-------- Material shown --------
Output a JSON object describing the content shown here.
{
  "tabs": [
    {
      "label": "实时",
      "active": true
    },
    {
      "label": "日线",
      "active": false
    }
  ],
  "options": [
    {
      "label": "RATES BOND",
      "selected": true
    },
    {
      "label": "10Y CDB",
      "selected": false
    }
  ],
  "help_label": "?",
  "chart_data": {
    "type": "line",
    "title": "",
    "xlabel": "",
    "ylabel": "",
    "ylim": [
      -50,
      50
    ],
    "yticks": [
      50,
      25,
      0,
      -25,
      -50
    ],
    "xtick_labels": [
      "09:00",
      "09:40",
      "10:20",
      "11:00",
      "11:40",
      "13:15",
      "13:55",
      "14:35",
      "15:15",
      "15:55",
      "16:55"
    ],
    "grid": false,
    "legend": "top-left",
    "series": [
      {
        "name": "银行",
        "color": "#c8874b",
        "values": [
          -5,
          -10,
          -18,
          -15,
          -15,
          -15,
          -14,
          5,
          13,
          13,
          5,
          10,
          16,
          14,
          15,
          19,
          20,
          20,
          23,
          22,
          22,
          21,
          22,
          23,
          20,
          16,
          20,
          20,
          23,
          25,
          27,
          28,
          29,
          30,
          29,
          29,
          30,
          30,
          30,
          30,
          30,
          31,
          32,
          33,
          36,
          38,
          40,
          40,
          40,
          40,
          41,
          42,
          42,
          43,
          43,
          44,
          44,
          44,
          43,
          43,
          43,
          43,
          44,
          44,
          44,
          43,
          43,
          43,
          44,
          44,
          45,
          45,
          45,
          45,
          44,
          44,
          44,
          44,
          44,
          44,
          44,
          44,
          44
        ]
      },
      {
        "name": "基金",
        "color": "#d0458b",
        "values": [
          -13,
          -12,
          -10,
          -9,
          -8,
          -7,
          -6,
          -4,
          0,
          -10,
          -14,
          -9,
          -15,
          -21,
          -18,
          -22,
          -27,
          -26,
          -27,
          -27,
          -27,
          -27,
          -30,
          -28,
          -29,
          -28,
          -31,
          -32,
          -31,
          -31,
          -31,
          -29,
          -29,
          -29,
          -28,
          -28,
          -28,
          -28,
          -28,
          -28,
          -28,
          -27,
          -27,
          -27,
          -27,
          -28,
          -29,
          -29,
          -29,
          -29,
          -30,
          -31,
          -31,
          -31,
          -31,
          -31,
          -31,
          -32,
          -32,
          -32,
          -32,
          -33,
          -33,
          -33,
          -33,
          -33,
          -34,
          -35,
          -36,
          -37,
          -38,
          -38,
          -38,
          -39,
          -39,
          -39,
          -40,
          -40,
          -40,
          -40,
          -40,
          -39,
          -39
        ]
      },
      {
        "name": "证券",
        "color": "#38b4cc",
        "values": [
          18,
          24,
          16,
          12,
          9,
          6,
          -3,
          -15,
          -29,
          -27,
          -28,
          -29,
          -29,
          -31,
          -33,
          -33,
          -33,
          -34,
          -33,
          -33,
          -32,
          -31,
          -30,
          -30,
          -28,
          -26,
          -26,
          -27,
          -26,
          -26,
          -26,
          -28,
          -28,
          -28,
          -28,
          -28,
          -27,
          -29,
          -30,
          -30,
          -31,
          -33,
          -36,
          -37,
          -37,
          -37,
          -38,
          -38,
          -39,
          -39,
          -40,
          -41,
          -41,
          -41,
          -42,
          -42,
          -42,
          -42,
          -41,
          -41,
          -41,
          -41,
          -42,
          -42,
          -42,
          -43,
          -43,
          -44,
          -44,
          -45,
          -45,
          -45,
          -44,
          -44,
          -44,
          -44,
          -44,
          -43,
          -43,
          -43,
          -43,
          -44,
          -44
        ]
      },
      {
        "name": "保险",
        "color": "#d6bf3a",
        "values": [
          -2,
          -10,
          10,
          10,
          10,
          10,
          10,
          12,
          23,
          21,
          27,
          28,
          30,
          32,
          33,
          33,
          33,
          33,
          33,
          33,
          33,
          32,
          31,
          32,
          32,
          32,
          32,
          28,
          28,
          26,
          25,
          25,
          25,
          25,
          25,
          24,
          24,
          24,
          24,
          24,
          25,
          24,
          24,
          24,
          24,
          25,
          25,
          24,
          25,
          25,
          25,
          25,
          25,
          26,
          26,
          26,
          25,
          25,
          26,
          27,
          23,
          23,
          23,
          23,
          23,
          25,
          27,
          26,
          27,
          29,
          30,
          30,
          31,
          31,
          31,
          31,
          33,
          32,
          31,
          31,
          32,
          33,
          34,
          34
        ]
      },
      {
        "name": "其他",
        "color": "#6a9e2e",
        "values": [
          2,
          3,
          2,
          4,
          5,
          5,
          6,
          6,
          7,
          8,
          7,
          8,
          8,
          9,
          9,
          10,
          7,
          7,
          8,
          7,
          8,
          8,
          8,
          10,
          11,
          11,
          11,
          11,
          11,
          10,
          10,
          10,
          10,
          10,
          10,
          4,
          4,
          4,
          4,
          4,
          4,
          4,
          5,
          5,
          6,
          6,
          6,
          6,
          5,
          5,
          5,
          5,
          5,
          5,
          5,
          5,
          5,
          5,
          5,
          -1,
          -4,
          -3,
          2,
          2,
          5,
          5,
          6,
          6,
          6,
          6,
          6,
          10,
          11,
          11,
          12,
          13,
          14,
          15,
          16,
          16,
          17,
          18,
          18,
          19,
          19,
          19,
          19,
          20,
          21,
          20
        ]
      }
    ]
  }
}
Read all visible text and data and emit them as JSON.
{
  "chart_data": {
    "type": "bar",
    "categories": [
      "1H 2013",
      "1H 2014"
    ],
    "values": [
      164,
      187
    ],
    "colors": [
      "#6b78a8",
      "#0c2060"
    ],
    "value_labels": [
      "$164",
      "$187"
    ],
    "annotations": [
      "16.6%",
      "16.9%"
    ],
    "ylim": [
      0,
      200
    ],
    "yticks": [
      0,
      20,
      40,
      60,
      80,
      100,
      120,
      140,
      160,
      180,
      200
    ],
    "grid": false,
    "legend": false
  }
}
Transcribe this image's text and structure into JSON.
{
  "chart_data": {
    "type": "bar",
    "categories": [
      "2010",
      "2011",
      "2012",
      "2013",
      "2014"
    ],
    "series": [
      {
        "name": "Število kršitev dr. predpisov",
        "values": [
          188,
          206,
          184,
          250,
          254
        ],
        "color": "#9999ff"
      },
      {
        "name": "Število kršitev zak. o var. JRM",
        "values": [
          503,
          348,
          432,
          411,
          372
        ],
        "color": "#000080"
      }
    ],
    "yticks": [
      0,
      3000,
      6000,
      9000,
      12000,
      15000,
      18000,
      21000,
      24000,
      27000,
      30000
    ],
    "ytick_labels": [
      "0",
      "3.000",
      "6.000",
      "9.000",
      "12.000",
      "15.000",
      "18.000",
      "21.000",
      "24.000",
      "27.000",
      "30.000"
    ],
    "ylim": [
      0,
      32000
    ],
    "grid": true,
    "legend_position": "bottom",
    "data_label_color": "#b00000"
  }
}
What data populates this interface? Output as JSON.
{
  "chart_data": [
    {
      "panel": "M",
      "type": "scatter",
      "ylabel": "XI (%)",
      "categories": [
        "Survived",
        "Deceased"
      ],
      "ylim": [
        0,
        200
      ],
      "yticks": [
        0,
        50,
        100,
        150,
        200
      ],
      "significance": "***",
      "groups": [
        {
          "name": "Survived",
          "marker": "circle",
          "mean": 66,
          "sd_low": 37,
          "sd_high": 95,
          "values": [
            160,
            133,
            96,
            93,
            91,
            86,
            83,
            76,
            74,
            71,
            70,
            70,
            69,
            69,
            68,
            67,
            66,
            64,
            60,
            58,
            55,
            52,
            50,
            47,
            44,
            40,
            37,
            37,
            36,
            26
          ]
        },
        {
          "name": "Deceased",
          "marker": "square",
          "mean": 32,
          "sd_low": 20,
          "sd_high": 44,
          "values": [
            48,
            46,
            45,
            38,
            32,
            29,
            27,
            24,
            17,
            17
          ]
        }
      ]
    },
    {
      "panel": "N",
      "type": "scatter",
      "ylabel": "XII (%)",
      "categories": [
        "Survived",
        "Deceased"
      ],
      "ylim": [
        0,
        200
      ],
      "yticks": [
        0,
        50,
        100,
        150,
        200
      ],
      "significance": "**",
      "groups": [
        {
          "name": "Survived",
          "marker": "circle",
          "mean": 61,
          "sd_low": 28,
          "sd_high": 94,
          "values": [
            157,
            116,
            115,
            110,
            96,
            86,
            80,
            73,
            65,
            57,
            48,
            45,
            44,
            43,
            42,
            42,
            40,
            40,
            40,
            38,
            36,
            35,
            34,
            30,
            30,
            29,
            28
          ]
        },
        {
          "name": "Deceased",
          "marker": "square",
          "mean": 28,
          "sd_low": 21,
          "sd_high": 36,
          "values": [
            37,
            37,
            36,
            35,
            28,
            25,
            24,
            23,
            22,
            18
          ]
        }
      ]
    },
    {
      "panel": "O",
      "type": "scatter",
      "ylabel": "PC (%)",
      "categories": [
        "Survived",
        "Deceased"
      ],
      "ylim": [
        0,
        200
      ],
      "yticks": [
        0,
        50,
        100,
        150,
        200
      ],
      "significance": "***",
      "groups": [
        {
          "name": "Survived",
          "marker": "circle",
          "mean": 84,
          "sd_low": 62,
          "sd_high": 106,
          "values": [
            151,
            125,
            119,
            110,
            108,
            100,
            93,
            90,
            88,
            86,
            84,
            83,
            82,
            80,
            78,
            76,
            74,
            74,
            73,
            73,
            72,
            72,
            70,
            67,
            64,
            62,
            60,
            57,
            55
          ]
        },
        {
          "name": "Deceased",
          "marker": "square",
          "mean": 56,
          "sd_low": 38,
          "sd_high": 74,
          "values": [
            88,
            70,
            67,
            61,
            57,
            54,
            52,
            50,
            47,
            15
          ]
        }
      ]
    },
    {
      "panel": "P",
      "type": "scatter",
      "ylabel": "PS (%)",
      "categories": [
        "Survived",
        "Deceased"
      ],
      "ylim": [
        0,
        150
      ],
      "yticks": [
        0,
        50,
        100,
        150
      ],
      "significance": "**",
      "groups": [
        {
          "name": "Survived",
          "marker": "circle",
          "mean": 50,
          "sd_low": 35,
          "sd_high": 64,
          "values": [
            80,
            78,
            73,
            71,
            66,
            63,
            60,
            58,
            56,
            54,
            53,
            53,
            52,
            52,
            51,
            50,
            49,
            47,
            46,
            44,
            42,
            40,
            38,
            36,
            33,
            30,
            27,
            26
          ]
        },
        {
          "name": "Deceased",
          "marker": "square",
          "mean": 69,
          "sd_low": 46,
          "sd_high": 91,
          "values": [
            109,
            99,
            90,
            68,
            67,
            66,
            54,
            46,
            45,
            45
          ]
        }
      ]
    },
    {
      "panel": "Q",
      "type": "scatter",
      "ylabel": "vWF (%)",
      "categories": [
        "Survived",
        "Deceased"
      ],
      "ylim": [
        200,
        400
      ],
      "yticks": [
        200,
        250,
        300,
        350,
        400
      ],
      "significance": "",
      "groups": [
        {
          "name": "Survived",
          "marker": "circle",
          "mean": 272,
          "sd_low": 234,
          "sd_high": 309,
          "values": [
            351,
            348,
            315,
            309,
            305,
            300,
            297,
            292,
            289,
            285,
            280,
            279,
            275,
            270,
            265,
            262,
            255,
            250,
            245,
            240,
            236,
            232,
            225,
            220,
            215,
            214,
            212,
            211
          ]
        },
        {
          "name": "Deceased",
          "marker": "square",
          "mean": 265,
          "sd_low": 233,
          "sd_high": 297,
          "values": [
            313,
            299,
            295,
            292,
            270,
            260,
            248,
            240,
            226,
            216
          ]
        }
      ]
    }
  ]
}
--------
Written problem
From the data, list each line in which the string "JSON" appears.

Result of the exercise
Output a JSON object describing the content shown here.
Read all visible text and data and emit them as JSON.
Transcribe this image's text and structure into JSON.
What data populates this interface? Output as JSON.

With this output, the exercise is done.